Jair Bolsonaro e a Sombra de Saturno

Jorge Miklos – Foto: Arquivo Pessoal

A recomendação das autoridades científicas de saúde para que a população brasileira evite sair de casa tem sido amplamente propagada pelos canais de imprensa. Trata-se de um protocolo para diminuir o alastramento do COVID-19, evitar o colapso do frágil sistema de saúde e salvar vidas. Muitos países têm adotado a orientação do isolamento social e, mesmo assim, a pandemia tem ocasionado muitos óbitos.

No domingo, 29 de março de 2020, o presidente Jair Bolsonaro, contrariando todas as diretrizes e recomendações das autoridades de vigilância sanitária, realizou um passeio nos arredores de Brasília, atraindo aglomerações e a atenção de muitos, que estavam nos arredores, que se aproximavam do presidente. Valendo-se de sua linguagem habitual, disse a respeito da pandemia: “vamos ter que enfrentar como homem, porra (grifo nosso). Não como um moleque”. Na fala do presidente está explícito o sentido de que ele se considera “macho” o suficiente para tornar-se imune à doença e que somente os fracos ou os que não são homens o bastante é que estão com medo da grave pandemia.

No seu discurso, Jair explicita os valores do que se entende por masculinidade tóxica, que postula que a virilidade de um homem se vincula à sua força ilimitada. E por que isso é tóxico? Uma pesquisa da Organização Pan-Americana de Saúde atestou que 57% dos homens afirmaram ter sido ensinados, durante a infância e adolescência, a não se preocupar com a saúde, pois isso indicaria fraqueza. A pesquisa também indicou que os homens têm a expectativa de vida 5,8 anos menor que a das mulheres. Uma das razões é o fato de os homens demorarem para procurar serviço médico. A imprudência com a saúde pode ser letal.

DADOS FORNECIDOS:
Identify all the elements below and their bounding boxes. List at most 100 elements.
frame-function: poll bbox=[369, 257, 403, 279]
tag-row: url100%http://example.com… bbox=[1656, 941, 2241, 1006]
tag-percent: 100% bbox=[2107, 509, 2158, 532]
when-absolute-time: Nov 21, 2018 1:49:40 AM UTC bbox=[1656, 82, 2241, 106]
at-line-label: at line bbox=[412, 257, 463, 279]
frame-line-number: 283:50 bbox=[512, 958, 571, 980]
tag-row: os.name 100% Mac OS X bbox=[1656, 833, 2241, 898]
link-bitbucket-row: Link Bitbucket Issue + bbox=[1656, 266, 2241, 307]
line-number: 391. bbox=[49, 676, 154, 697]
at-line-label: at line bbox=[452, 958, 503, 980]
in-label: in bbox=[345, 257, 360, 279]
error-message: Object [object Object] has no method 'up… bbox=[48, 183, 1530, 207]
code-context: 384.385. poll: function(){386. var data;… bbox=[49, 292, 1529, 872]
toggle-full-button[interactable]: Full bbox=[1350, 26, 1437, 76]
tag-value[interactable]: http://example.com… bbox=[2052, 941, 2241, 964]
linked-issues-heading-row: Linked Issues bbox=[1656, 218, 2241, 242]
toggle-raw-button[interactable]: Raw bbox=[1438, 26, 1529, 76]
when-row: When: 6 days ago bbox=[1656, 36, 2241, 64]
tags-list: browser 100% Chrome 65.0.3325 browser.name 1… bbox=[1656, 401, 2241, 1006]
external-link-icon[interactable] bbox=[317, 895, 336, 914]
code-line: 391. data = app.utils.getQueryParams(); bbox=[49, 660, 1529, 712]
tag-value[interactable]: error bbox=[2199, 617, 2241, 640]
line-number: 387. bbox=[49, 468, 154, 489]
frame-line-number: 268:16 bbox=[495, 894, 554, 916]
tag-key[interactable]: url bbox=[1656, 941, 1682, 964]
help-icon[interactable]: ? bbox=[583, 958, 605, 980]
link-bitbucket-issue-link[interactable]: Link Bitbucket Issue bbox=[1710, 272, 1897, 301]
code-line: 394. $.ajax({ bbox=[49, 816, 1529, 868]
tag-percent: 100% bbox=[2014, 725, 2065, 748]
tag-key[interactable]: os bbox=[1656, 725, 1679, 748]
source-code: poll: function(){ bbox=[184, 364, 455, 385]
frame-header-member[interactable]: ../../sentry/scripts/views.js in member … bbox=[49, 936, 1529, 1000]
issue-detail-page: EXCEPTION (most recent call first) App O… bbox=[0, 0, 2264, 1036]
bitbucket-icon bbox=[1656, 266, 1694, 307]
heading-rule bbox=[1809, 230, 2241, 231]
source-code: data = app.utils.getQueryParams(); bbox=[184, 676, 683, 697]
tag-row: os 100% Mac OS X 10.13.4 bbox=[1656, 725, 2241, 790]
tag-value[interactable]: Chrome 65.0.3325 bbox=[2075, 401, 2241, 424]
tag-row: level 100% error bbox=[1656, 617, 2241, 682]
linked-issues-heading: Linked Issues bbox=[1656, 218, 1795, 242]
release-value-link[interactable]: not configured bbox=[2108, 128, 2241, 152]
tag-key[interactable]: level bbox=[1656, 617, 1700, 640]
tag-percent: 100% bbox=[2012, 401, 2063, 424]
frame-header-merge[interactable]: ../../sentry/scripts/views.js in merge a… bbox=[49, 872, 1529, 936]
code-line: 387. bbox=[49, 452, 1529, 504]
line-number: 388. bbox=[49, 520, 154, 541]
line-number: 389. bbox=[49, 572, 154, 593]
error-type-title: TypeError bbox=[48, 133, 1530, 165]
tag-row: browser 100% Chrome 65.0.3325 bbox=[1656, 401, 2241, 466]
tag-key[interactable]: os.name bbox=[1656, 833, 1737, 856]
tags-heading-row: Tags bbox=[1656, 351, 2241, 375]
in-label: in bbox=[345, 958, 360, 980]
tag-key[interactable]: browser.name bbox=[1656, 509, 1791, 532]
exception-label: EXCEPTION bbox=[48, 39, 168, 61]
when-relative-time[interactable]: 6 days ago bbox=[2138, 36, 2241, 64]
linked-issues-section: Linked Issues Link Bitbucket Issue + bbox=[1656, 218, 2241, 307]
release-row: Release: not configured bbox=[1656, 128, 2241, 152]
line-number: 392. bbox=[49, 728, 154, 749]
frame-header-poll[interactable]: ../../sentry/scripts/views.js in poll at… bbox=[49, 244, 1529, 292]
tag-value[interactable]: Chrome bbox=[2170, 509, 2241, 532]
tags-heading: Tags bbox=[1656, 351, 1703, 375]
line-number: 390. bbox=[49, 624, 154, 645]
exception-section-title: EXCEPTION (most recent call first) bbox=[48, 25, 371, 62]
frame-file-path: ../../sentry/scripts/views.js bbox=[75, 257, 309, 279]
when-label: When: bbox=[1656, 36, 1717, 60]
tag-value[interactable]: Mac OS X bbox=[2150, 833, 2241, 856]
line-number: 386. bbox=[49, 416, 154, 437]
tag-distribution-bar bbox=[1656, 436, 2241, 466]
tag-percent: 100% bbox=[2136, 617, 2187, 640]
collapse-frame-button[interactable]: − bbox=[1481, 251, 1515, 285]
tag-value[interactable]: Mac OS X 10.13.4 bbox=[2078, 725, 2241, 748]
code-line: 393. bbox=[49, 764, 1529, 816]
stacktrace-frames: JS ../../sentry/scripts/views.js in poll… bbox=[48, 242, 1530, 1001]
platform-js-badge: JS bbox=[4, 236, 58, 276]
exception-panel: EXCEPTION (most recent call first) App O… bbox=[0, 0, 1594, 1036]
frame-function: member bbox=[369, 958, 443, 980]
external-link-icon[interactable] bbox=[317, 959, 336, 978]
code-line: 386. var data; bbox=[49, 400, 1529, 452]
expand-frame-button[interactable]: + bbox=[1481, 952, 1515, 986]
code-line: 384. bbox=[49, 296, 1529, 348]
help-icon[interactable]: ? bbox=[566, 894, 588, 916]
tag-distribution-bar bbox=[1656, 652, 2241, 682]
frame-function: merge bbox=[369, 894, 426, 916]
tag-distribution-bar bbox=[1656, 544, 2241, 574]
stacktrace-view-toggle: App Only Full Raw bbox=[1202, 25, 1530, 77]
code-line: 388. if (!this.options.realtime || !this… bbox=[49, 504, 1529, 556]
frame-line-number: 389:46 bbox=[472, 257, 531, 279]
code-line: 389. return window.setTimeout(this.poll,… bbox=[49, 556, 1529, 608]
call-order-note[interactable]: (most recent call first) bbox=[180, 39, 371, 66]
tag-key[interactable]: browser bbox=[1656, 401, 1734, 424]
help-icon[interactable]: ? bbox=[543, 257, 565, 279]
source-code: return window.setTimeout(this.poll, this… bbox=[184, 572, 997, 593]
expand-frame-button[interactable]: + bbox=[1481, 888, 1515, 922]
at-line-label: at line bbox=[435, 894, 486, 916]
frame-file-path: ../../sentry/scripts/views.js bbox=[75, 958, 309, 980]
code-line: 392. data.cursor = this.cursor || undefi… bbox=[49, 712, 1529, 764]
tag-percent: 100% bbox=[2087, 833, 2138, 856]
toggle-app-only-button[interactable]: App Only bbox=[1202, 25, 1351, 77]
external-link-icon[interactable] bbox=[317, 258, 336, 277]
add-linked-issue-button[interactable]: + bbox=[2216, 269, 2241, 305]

QUESTÕES:
1 - Segundo o texto para análise, quais são os objetivos do protocolo de evitar sair de casa? Enumere todos.
2 - Indique se cada afirmação concorda com o texto para análise. Responda sim ou não e transcreva as palavras do texto que decidem a questão.
(a) O passeio do presidente nos arredores de Brasília aconteceu em 29 de março de 2020.
(b) A pesquisa citada mostra que a expectativa de vida dos homens é 5,8 anos maior que a das mulheres.
(c) A pesquisa mencionada foi realizada pela Organização Mundial da Saúde.
Os dados acima formam um material à parte, sem relação com o texto para análise.

RESPOSTAS:
1 -
- Diminuir o alastramento do COVID-19
- Evitar o colapso do frágil sistema de saúde
- Salvar vidas

2 -
(a) Sim: “No domingo, 29 de março de 2020, o presidente Jair Bolsonaro”.
(b) Não: “os homens têm a expectativa de vida 5,8 anos menor que a das mulheres”.
(c) Não: “Uma pesquisa da Organização Pan-Americana de Saúde”.